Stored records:
------------

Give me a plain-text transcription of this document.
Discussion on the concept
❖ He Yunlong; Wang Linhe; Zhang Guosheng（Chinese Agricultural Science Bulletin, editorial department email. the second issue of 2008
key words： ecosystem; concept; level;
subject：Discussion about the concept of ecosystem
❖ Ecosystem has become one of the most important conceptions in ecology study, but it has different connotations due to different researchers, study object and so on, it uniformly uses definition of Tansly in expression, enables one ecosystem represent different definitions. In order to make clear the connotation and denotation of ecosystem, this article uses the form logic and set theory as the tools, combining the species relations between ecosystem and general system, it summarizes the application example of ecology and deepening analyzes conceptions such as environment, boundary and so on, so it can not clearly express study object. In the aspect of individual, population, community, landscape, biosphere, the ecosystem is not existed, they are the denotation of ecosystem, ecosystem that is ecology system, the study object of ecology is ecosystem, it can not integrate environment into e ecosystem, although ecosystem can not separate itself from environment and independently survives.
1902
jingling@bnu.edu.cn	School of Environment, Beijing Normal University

------------

WRITTEN REQUEST:
Reproduce the entire listing word for word.

TASK ANSWER:
Give me a plain-text transcription of this document.
Discussion on the concept
❖ He Yunlong; Wang Linhe; Zhang Guosheng（Chinese Agricultural Science Bulletin, editorial department email. the second issue of 2008
key words： ecosystem; concept; level;
subject：Discussion about the concept of ecosystem
❖ Ecosystem has become one of the most important conceptions in ecology study, but it has different connotations due to different researchers, study object and so on, it uniformly uses definition of Tansly in expression, enables one ecosystem represent different definitions. In order to make clear the connotation and denotation of ecosystem, this article uses the form logic and set theory as the tools, combining the species relations between ecosystem and general system, it summarizes the application example of ecology and deepening analyzes conceptions such as environment, boundary and so on, so it can not clearly express study object. In the aspect of individual, population, community, landscape, biosphere, the ecosystem is not existed, they are the denotation of ecosystem, ecosystem that is ecology system, the study object of ecology is ecosystem, it can not integrate environment into e ecosystem, although ecosystem can not separate itself from environment and independently survives.
1902
jingling@bnu.edu.cn	School of Environment, Beijing Normal University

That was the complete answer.